Each line below should be retyped exactly, with no pictures.

┌─ TASK INPUT

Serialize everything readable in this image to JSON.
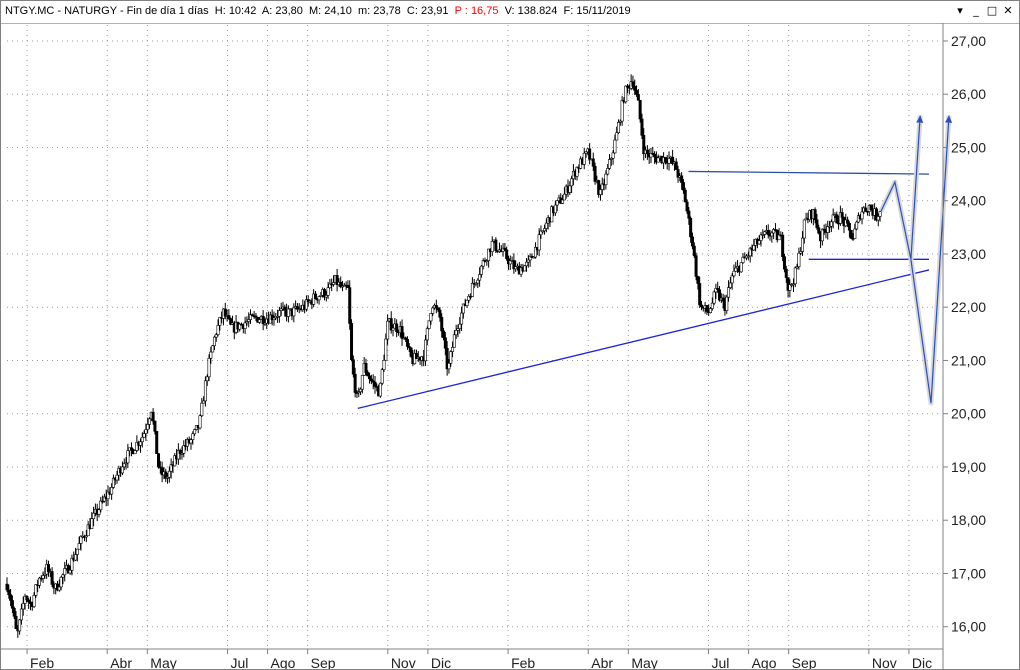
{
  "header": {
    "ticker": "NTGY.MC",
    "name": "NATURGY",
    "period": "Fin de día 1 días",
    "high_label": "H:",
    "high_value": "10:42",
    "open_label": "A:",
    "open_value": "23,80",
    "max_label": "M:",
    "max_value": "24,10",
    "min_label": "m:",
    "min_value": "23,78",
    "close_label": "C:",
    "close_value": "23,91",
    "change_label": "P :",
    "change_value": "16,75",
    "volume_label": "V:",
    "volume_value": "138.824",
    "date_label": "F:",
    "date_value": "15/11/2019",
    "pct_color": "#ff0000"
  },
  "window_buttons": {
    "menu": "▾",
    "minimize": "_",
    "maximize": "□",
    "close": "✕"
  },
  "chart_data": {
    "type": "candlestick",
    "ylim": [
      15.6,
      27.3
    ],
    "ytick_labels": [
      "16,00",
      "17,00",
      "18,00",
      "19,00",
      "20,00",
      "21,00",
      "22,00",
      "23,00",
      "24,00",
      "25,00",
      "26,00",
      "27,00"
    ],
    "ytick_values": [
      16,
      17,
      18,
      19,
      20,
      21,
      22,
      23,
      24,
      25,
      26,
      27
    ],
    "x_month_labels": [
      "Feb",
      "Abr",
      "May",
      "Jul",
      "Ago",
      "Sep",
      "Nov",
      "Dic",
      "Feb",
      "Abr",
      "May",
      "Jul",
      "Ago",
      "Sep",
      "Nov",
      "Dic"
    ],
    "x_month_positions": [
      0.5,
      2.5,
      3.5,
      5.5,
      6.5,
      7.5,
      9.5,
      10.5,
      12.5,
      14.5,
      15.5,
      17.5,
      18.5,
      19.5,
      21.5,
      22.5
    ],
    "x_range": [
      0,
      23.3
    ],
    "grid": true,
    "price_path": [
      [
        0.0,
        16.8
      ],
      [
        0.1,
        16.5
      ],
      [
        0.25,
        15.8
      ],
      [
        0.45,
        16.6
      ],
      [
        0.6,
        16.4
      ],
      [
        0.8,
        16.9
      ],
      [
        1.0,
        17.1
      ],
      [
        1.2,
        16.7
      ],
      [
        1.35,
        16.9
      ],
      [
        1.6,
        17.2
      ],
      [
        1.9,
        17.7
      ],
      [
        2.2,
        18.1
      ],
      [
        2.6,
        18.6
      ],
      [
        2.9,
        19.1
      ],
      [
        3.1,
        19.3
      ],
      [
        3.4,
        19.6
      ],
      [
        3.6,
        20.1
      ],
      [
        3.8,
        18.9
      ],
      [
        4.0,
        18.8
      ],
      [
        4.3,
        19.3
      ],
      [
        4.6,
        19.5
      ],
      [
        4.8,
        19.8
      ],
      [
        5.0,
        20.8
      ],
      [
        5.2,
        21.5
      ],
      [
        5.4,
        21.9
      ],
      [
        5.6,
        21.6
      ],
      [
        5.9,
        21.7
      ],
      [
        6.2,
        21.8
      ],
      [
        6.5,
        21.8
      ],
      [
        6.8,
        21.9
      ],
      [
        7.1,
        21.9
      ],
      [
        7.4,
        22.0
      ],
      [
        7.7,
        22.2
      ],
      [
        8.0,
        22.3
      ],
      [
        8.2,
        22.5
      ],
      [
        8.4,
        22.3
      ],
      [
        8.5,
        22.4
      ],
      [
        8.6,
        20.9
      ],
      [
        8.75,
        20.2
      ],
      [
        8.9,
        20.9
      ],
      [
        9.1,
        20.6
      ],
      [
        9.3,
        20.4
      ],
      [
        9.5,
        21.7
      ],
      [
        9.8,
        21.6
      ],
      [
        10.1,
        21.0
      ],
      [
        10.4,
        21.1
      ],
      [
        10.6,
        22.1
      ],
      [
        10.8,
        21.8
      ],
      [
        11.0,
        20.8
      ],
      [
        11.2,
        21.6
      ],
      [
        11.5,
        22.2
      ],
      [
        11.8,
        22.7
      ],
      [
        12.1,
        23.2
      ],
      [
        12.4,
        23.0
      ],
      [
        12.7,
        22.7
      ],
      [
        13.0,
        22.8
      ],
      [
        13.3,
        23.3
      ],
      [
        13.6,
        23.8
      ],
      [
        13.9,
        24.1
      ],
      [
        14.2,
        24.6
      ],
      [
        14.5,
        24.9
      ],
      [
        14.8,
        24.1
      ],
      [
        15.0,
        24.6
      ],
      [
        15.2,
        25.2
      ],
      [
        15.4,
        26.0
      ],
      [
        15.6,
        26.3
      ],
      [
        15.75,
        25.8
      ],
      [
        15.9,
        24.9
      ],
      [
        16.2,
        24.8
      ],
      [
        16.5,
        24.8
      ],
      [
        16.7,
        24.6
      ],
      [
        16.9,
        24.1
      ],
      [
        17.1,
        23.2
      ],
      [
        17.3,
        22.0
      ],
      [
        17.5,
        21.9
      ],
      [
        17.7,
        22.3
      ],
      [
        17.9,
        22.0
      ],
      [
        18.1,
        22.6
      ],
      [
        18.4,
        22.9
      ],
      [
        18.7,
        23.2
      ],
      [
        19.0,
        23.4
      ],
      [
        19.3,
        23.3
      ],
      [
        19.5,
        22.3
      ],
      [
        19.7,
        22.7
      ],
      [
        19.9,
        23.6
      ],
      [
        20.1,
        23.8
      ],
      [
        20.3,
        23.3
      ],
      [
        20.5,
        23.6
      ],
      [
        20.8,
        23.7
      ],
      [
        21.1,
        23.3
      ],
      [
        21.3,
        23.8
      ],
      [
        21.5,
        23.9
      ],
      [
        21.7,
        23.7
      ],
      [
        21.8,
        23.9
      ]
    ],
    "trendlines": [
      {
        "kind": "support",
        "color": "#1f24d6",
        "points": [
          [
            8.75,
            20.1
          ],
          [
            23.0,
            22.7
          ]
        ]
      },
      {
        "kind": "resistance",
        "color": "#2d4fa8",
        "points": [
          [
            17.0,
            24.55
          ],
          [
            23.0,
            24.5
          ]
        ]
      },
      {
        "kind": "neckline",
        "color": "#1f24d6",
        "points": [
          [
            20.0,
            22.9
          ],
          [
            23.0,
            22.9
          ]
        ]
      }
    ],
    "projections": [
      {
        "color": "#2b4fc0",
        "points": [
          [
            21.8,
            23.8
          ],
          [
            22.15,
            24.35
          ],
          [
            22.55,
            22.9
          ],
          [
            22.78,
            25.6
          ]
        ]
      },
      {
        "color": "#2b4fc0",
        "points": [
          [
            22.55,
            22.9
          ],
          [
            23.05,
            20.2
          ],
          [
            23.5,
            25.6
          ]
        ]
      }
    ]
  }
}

└─

[EXERCISE RESPONSE]:
Serialize everything readable in this image to JSON.
{
  "header": {
    "ticker": "NTGY.MC",
    "name": "NATURGY",
    "period": "Fin de día 1 días",
    "high_label": "H:",
    "high_value": "10:42",
    "open_label": "A:",
    "open_value": "23,80",
    "max_label": "M:",
    "max_value": "24,10",
    "min_label": "m:",
    "min_value": "23,78",
    "close_label": "C:",
    "close_value": "23,91",
    "change_label": "P :",
    "change_value": "16,75",
    "volume_label": "V:",
    "volume_value": "138.824",
    "date_label": "F:",
    "date_value": "15/11/2019",
    "pct_color": "#ff0000"
  },
  "window_buttons": {
    "menu": "▾",
    "minimize": "_",
    "maximize": "□",
    "close": "✕"
  },
  "chart_data": {
    "type": "candlestick",
    "ylim": [
      15.6,
      27.3
    ],
    "ytick_labels": [
      "16,00",
      "17,00",
      "18,00",
      "19,00",
      "20,00",
      "21,00",
      "22,00",
      "23,00",
      "24,00",
      "25,00",
      "26,00",
      "27,00"
    ],
    "ytick_values": [
      16,
      17,
      18,
      19,
      20,
      21,
      22,
      23,
      24,
      25,
      26,
      27
    ],
    "x_month_labels": [
      "Feb",
      "Abr",
      "May",
      "Jul",
      "Ago",
      "Sep",
      "Nov",
      "Dic",
      "Feb",
      "Abr",
      "May",
      "Jul",
      "Ago",
      "Sep",
      "Nov",
      "Dic"
    ],
    "x_month_positions": [
      0.5,
      2.5,
      3.5,
      5.5,
      6.5,
      7.5,
      9.5,
      10.5,
      12.5,
      14.5,
      15.5,
      17.5,
      18.5,
      19.5,
      21.5,
      22.5
    ],
    "x_range": [
      0,
      23.3
    ],
    "grid": true,
    "price_path": [
      [
        0.0,
        16.8
      ],
      [
        0.1,
        16.5
      ],
      [
        0.25,
        15.8
      ],
      [
        0.45,
        16.6
      ],
      [
        0.6,
        16.4
      ],
      [
        0.8,
        16.9
      ],
      [
        1.0,
        17.1
      ],
      [
        1.2,
        16.7
      ],
      [
        1.35,
        16.9
      ],
      [
        1.6,
        17.2
      ],
      [
        1.9,
        17.7
      ],
      [
        2.2,
        18.1
      ],
      [
        2.6,
        18.6
      ],
      [
        2.9,
        19.1
      ],
      [
        3.1,
        19.3
      ],
      [
        3.4,
        19.6
      ],
      [
        3.6,
        20.1
      ],
      [
        3.8,
        18.9
      ],
      [
        4.0,
        18.8
      ],
      [
        4.3,
        19.3
      ],
      [
        4.6,
        19.5
      ],
      [
        4.8,
        19.8
      ],
      [
        5.0,
        20.8
      ],
      [
        5.2,
        21.5
      ],
      [
        5.4,
        21.9
      ],
      [
        5.6,
        21.6
      ],
      [
        5.9,
        21.7
      ],
      [
        6.2,
        21.8
      ],
      [
        6.5,
        21.8
      ],
      [
        6.8,
        21.9
      ],
      [
        7.1,
        21.9
      ],
      [
        7.4,
        22.0
      ],
      [
        7.7,
        22.2
      ],
      [
        8.0,
        22.3
      ],
      [
        8.2,
        22.5
      ],
      [
        8.4,
        22.3
      ],
      [
        8.5,
        22.4
      ],
      [
        8.6,
        20.9
      ],
      [
        8.75,
        20.2
      ],
      [
        8.9,
        20.9
      ],
      [
        9.1,
        20.6
      ],
      [
        9.3,
        20.4
      ],
      [
        9.5,
        21.7
      ],
      [
        9.8,
        21.6
      ],
      [
        10.1,
        21.0
      ],
      [
        10.4,
        21.1
      ],
      [
        10.6,
        22.1
      ],
      [
        10.8,
        21.8
      ],
      [
        11.0,
        20.8
      ],
      [
        11.2,
        21.6
      ],
      [
        11.5,
        22.2
      ],
      [
        11.8,
        22.7
      ],
      [
        12.1,
        23.2
      ],
      [
        12.4,
        23.0
      ],
      [
        12.7,
        22.7
      ],
      [
        13.0,
        22.8
      ],
      [
        13.3,
        23.3
      ],
      [
        13.6,
        23.8
      ],
      [
        13.9,
        24.1
      ],
      [
        14.2,
        24.6
      ],
      [
        14.5,
        24.9
      ],
      [
        14.8,
        24.1
      ],
      [
        15.0,
        24.6
      ],
      [
        15.2,
        25.2
      ],
      [
        15.4,
        26.0
      ],
      [
        15.6,
        26.3
      ],
      [
        15.75,
        25.8
      ],
      [
        15.9,
        24.9
      ],
      [
        16.2,
        24.8
      ],
      [
        16.5,
        24.8
      ],
      [
        16.7,
        24.6
      ],
      [
        16.9,
        24.1
      ],
      [
        17.1,
        23.2
      ],
      [
        17.3,
        22.0
      ],
      [
        17.5,
        21.9
      ],
      [
        17.7,
        22.3
      ],
      [
        17.9,
        22.0
      ],
      [
        18.1,
        22.6
      ],
      [
        18.4,
        22.9
      ],
      [
        18.7,
        23.2
      ],
      [
        19.0,
        23.4
      ],
      [
        19.3,
        23.3
      ],
      [
        19.5,
        22.3
      ],
      [
        19.7,
        22.7
      ],
      [
        19.9,
        23.6
      ],
      [
        20.1,
        23.8
      ],
      [
        20.3,
        23.3
      ],
      [
        20.5,
        23.6
      ],
      [
        20.8,
        23.7
      ],
      [
        21.1,
        23.3
      ],
      [
        21.3,
        23.8
      ],
      [
        21.5,
        23.9
      ],
      [
        21.7,
        23.7
      ],
      [
        21.8,
        23.9
      ]
    ],
    "trendlines": [
      {
        "kind": "support",
        "color": "#1f24d6",
        "points": [
          [
            8.75,
            20.1
          ],
          [
            23.0,
            22.7
          ]
        ]
      },
      {
        "kind": "resistance",
        "color": "#2d4fa8",
        "points": [
          [
            17.0,
            24.55
          ],
          [
            23.0,
            24.5
          ]
        ]
      },
      {
        "kind": "neckline",
        "color": "#1f24d6",
        "points": [
          [
            20.0,
            22.9
          ],
          [
            23.0,
            22.9
          ]
        ]
      }
    ],
    "projections": [
      {
        "color": "#2b4fc0",
        "points": [
          [
            21.8,
            23.8
          ],
          [
            22.15,
            24.35
          ],
          [
            22.55,
            22.9
          ],
          [
            22.78,
            25.6
          ]
        ]
      },
      {
        "color": "#2b4fc0",
        "points": [
          [
            22.55,
            22.9
          ],
          [
            23.05,
            20.2
          ],
          [
            23.5,
            25.6
          ]
        ]
      }
    ]
  }
}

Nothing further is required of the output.